■ What you are asked to do: Copy out each line of the material below that holds the string "type".

*** Stored data

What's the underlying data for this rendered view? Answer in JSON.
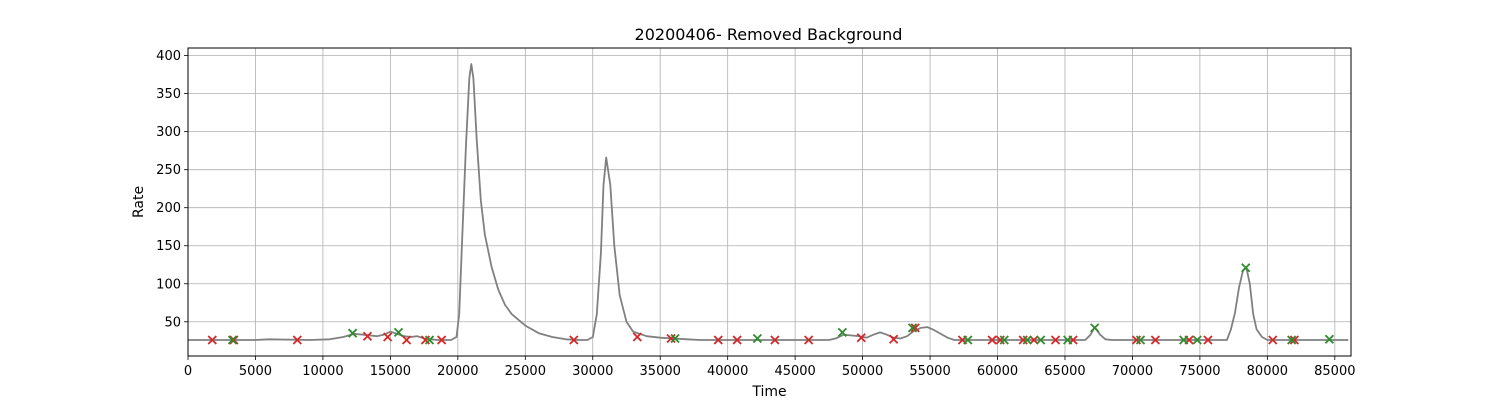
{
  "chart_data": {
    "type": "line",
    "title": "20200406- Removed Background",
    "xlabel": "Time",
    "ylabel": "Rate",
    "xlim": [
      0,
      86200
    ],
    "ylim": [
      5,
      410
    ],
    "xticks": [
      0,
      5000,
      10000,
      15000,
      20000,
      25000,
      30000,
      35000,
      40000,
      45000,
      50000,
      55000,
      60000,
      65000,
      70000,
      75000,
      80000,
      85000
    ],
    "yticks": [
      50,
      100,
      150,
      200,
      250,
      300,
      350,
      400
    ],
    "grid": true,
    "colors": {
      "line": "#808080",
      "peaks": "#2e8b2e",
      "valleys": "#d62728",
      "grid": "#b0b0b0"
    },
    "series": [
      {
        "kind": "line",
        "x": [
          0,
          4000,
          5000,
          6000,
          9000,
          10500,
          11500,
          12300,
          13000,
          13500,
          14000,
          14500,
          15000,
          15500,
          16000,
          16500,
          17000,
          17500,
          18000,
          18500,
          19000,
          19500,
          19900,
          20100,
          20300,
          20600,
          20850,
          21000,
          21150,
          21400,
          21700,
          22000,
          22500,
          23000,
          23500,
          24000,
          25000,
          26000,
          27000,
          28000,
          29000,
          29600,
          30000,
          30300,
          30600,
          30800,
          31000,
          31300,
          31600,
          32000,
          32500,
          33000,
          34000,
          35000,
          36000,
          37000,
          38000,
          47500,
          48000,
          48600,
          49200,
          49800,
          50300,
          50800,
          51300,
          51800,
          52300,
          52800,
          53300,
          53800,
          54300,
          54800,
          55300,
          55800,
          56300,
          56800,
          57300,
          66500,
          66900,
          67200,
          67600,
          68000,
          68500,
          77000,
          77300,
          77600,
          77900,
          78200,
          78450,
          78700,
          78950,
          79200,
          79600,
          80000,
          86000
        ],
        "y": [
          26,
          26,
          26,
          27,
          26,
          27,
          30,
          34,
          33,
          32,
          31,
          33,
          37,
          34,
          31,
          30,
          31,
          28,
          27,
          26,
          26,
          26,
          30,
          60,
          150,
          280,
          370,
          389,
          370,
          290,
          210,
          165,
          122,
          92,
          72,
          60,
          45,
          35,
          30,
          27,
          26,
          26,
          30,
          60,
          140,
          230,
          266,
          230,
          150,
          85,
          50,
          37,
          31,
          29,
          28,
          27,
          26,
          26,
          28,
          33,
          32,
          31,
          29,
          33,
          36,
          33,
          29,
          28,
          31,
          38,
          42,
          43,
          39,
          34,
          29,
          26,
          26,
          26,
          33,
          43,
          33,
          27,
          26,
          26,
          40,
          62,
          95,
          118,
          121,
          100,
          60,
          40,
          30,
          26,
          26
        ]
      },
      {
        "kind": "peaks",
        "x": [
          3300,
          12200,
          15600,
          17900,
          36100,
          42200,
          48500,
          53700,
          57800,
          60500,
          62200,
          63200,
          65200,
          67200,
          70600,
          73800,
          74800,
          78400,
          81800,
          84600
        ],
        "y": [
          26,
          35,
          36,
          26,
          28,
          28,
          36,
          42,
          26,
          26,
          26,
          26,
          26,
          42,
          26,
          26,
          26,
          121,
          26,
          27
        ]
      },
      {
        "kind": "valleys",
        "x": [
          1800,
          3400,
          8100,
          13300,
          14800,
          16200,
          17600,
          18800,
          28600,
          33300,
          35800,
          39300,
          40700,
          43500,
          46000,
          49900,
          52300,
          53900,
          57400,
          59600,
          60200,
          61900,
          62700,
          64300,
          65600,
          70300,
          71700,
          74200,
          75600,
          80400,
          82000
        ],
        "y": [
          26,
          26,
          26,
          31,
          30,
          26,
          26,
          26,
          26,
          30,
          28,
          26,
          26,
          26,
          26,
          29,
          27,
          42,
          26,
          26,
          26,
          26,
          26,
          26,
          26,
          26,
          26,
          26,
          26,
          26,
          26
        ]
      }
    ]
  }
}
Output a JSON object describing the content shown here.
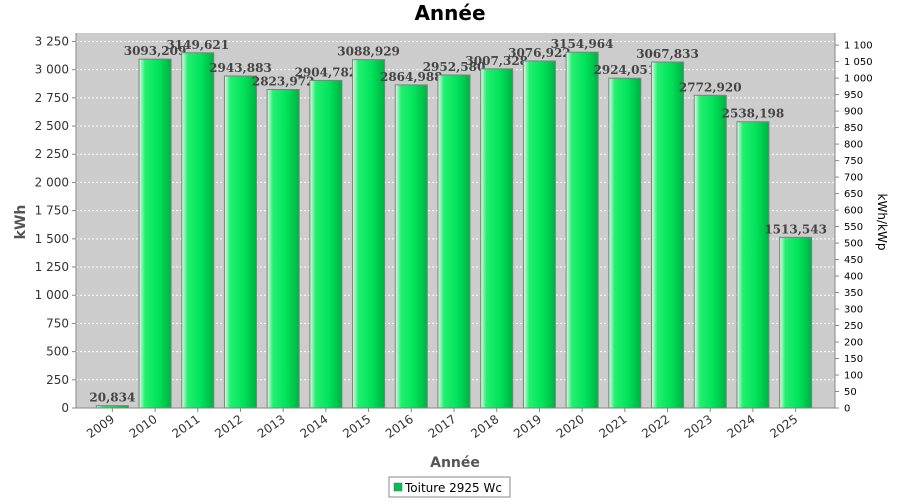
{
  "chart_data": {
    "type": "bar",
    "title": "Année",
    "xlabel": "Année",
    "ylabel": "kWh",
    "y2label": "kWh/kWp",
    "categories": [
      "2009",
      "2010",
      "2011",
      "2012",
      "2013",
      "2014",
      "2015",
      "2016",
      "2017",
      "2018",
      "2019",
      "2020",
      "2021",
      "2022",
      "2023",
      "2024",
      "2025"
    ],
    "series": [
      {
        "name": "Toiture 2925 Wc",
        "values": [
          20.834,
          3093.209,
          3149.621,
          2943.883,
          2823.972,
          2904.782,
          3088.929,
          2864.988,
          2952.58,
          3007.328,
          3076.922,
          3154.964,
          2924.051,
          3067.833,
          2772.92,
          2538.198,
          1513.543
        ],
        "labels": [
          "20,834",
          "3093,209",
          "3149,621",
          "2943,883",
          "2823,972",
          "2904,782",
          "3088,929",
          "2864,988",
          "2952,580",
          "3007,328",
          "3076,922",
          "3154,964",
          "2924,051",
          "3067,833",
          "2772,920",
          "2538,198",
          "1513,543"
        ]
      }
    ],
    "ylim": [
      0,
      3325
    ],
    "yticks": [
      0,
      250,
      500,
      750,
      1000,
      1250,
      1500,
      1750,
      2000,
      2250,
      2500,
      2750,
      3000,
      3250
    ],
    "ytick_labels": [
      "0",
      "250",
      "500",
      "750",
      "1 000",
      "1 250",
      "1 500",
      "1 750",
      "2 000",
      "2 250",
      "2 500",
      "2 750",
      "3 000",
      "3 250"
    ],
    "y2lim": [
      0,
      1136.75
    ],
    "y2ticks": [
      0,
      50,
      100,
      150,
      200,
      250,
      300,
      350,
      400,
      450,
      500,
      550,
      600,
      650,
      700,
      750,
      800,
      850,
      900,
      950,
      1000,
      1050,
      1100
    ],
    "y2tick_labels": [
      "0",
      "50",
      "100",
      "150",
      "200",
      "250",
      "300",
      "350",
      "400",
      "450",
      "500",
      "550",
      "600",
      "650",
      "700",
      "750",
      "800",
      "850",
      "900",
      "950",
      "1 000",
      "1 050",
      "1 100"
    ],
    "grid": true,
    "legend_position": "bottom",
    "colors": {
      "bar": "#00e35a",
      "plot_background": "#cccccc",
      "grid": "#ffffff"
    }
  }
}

******
*** Stored data

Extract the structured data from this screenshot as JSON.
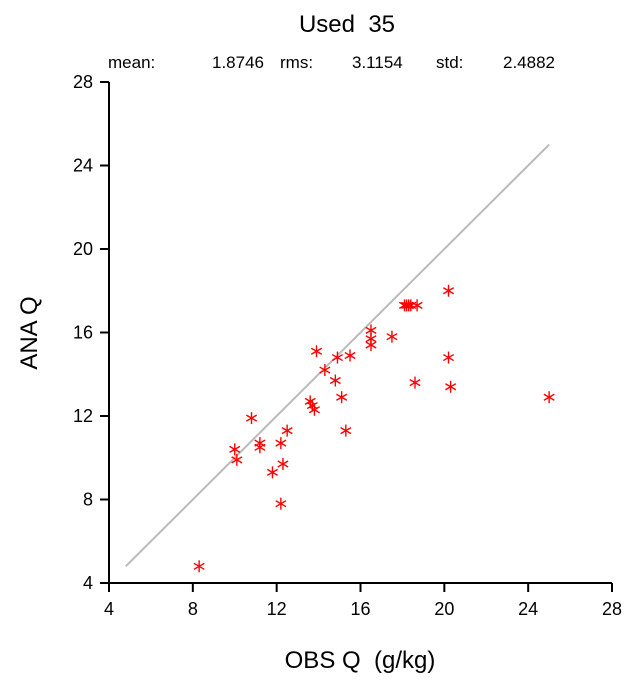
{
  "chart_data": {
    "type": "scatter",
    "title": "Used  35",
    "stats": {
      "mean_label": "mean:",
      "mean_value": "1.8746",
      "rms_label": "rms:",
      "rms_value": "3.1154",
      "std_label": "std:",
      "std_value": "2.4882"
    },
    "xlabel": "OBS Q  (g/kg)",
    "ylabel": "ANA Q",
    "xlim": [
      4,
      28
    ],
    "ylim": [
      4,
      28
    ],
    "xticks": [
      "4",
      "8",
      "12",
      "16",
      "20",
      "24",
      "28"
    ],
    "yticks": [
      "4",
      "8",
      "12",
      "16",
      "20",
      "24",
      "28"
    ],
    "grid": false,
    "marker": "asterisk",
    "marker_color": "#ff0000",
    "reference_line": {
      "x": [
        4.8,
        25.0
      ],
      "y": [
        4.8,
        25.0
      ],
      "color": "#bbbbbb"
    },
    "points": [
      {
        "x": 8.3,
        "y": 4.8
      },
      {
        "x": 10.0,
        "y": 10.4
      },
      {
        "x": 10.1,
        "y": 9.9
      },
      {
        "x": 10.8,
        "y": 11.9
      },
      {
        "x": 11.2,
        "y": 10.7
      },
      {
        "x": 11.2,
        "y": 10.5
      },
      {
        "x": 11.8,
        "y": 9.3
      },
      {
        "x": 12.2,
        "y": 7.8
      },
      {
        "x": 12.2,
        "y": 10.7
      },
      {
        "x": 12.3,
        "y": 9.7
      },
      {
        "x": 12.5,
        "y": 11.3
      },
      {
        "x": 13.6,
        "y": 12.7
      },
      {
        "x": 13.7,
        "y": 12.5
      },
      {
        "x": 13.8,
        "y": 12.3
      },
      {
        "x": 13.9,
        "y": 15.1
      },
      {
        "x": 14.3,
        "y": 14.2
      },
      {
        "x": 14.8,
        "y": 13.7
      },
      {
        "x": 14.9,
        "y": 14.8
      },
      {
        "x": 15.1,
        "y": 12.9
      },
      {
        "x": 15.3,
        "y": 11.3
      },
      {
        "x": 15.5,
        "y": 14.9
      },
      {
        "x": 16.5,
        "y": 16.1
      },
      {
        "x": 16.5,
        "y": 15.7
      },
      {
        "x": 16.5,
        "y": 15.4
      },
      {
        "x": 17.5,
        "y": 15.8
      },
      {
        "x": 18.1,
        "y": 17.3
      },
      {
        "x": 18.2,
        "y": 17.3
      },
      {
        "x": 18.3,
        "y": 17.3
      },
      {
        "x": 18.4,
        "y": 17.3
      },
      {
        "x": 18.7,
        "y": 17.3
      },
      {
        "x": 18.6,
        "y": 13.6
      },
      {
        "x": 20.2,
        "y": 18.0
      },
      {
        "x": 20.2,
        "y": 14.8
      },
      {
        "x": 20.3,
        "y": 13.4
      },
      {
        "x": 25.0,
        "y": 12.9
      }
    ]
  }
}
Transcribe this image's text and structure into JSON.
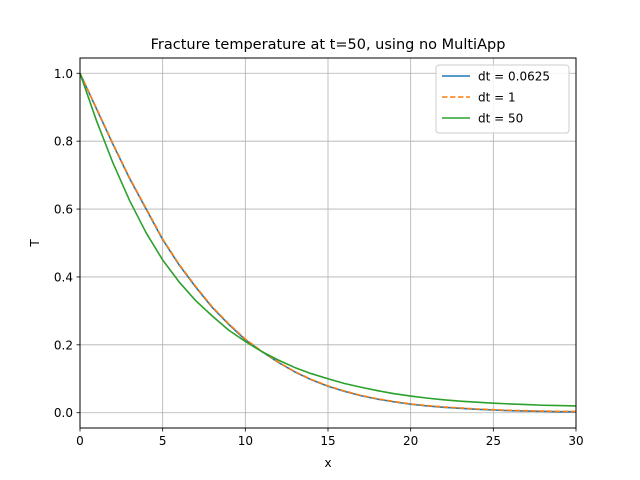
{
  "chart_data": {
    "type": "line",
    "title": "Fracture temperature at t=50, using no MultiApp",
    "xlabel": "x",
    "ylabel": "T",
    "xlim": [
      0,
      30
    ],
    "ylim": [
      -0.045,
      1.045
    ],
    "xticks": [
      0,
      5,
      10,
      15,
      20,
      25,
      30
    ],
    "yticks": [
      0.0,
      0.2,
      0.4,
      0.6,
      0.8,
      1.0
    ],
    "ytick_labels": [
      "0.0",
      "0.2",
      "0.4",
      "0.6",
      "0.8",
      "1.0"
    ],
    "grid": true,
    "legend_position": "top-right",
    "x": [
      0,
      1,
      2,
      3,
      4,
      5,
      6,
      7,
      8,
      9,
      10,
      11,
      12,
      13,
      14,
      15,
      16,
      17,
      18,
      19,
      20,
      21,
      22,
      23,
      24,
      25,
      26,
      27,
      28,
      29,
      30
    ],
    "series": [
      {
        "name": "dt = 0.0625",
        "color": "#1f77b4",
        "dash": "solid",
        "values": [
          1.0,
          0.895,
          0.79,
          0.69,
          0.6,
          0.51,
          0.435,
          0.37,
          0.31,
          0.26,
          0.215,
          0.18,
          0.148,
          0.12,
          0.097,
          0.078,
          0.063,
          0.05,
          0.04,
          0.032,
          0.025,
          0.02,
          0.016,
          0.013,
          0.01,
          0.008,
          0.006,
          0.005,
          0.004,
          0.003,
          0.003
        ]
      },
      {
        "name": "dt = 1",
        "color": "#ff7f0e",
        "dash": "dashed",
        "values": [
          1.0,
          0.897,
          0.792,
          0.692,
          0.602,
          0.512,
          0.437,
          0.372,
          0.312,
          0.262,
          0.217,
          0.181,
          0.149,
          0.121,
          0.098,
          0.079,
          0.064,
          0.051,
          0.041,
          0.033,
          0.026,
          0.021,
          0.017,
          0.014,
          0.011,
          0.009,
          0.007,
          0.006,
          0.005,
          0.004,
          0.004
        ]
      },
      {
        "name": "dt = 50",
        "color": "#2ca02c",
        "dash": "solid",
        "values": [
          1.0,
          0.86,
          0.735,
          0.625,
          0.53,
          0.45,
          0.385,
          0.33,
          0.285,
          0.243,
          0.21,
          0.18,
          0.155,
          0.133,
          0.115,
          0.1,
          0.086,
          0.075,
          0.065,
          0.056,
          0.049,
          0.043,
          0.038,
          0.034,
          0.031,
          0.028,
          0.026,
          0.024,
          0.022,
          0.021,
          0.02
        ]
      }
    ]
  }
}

******
*** Stored data

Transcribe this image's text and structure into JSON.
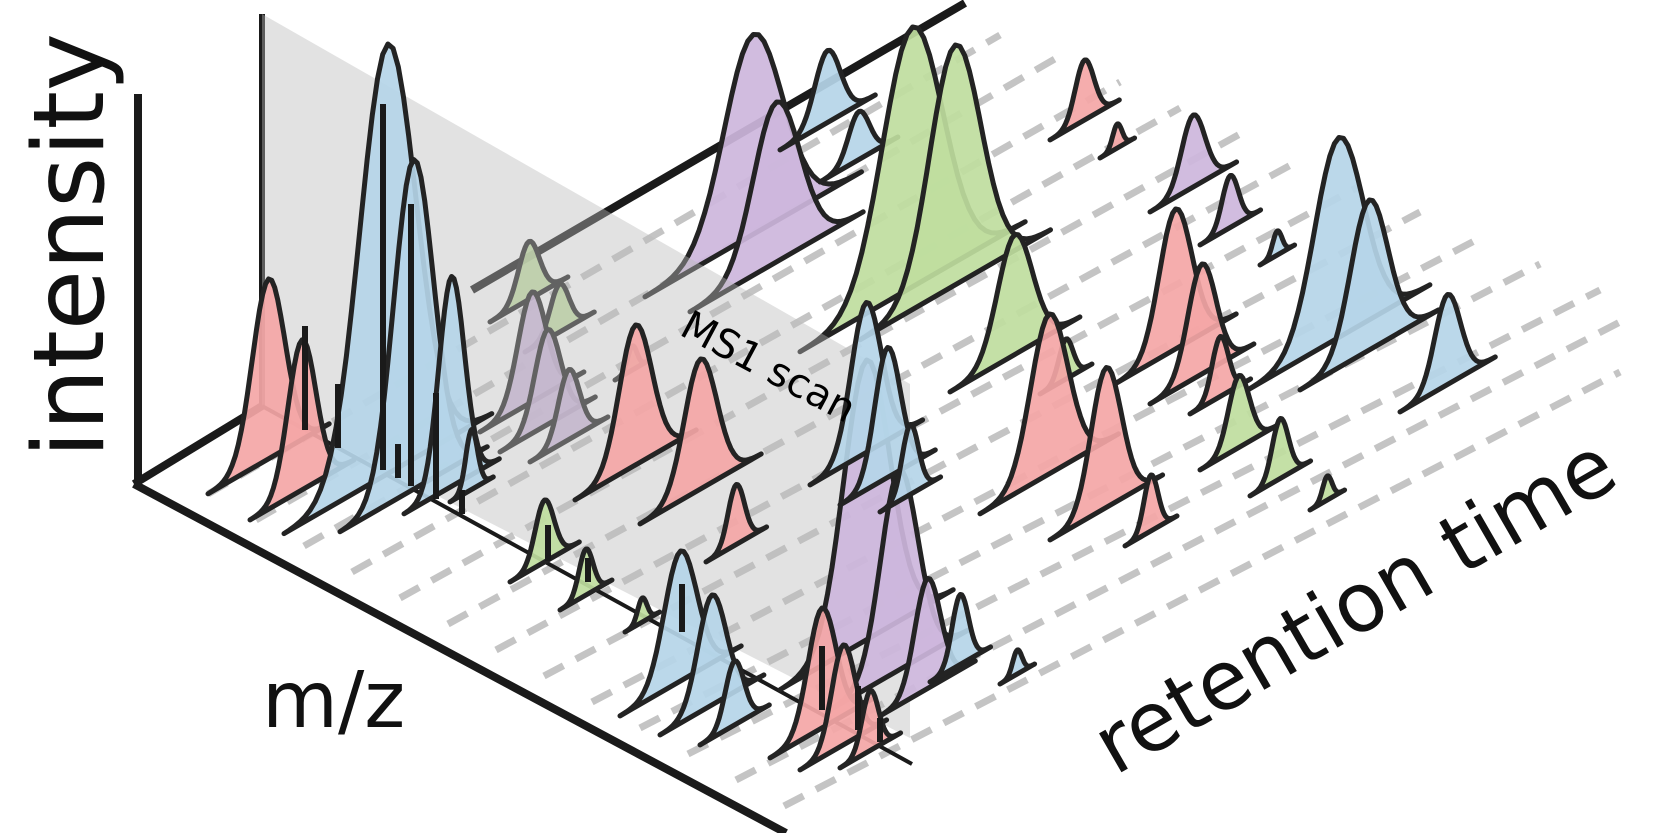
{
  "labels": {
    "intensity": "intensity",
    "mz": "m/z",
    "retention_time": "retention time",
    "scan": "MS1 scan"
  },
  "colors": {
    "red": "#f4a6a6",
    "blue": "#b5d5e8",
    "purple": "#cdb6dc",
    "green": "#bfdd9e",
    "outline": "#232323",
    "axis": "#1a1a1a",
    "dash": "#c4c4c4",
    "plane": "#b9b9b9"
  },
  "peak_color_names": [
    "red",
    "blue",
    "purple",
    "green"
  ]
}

******

■ Task answer:
    "type": "line",
    "type": "bar",
    "type": "scatter",
    "type": "line",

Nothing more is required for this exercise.